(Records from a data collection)
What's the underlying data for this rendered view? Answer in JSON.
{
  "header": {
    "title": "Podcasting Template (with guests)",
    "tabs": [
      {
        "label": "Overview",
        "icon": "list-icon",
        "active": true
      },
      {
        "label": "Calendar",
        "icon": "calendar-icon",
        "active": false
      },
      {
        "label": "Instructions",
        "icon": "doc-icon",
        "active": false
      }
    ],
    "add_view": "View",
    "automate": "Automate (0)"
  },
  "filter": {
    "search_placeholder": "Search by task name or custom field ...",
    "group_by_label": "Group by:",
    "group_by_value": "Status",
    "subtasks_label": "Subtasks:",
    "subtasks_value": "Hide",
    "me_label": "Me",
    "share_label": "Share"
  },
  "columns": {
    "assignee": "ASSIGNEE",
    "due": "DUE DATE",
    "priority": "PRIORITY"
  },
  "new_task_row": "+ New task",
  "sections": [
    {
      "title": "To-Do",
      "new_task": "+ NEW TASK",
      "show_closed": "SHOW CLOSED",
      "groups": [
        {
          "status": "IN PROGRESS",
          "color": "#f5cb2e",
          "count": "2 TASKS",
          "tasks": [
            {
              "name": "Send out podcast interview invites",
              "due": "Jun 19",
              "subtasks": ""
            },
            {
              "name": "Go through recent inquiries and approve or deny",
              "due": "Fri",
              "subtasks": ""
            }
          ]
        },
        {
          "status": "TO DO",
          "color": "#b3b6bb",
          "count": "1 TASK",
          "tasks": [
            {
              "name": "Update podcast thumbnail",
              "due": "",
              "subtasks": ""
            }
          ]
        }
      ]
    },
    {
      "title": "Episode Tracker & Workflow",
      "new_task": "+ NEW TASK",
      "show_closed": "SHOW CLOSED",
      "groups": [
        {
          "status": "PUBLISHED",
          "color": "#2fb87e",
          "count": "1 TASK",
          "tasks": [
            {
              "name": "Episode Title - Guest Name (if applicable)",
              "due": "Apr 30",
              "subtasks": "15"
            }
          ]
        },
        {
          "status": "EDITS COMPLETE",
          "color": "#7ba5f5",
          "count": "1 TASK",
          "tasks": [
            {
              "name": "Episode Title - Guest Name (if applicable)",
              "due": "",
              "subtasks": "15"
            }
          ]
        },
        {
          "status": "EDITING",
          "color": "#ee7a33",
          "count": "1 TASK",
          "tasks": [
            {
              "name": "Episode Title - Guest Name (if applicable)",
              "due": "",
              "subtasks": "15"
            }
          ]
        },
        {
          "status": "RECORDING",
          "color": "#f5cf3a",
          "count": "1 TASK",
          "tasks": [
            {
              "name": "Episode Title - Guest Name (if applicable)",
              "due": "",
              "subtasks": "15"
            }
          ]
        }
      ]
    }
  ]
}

**TASK STATEMENT:**
Every record should be repeated exactly; please leave none out.

**ANSWER TO THE PROBLEM:**
What's the underlying data for this rendered view? Answer in JSON.
{
  "header": {
    "title": "Podcasting Template (with guests)",
    "tabs": [
      {
        "label": "Overview",
        "icon": "list-icon",
        "active": true
      },
      {
        "label": "Calendar",
        "icon": "calendar-icon",
        "active": false
      },
      {
        "label": "Instructions",
        "icon": "doc-icon",
        "active": false
      }
    ],
    "add_view": "View",
    "automate": "Automate (0)"
  },
  "filter": {
    "search_placeholder": "Search by task name or custom field ...",
    "group_by_label": "Group by:",
    "group_by_value": "Status",
    "subtasks_label": "Subtasks:",
    "subtasks_value": "Hide",
    "me_label": "Me",
    "share_label": "Share"
  },
  "columns": {
    "assignee": "ASSIGNEE",
    "due": "DUE DATE",
    "priority": "PRIORITY"
  },
  "new_task_row": "+ New task",
  "sections": [
    {
      "title": "To-Do",
      "new_task": "+ NEW TASK",
      "show_closed": "SHOW CLOSED",
      "groups": [
        {
          "status": "IN PROGRESS",
          "color": "#f5cb2e",
          "count": "2 TASKS",
          "tasks": [
            {
              "name": "Send out podcast interview invites",
              "due": "Jun 19",
              "subtasks": ""
            },
            {
              "name": "Go through recent inquiries and approve or deny",
              "due": "Fri",
              "subtasks": ""
            }
          ]
        },
        {
          "status": "TO DO",
          "color": "#b3b6bb",
          "count": "1 TASK",
          "tasks": [
            {
              "name": "Update podcast thumbnail",
              "due": "",
              "subtasks": ""
            }
          ]
        }
      ]
    },
    {
      "title": "Episode Tracker & Workflow",
      "new_task": "+ NEW TASK",
      "show_closed": "SHOW CLOSED",
      "groups": [
        {
          "status": "PUBLISHED",
          "color": "#2fb87e",
          "count": "1 TASK",
          "tasks": [
            {
              "name": "Episode Title - Guest Name (if applicable)",
              "due": "Apr 30",
              "subtasks": "15"
            }
          ]
        },
        {
          "status": "EDITS COMPLETE",
          "color": "#7ba5f5",
          "count": "1 TASK",
          "tasks": [
            {
              "name": "Episode Title - Guest Name (if applicable)",
              "due": "",
              "subtasks": "15"
            }
          ]
        },
        {
          "status": "EDITING",
          "color": "#ee7a33",
          "count": "1 TASK",
          "tasks": [
            {
              "name": "Episode Title - Guest Name (if applicable)",
              "due": "",
              "subtasks": "15"
            }
          ]
        },
        {
          "status": "RECORDING",
          "color": "#f5cf3a",
          "count": "1 TASK",
          "tasks": [
            {
              "name": "Episode Title - Guest Name (if applicable)",
              "due": "",
              "subtasks": "15"
            }
          ]
        }
      ]
    }
  ]
}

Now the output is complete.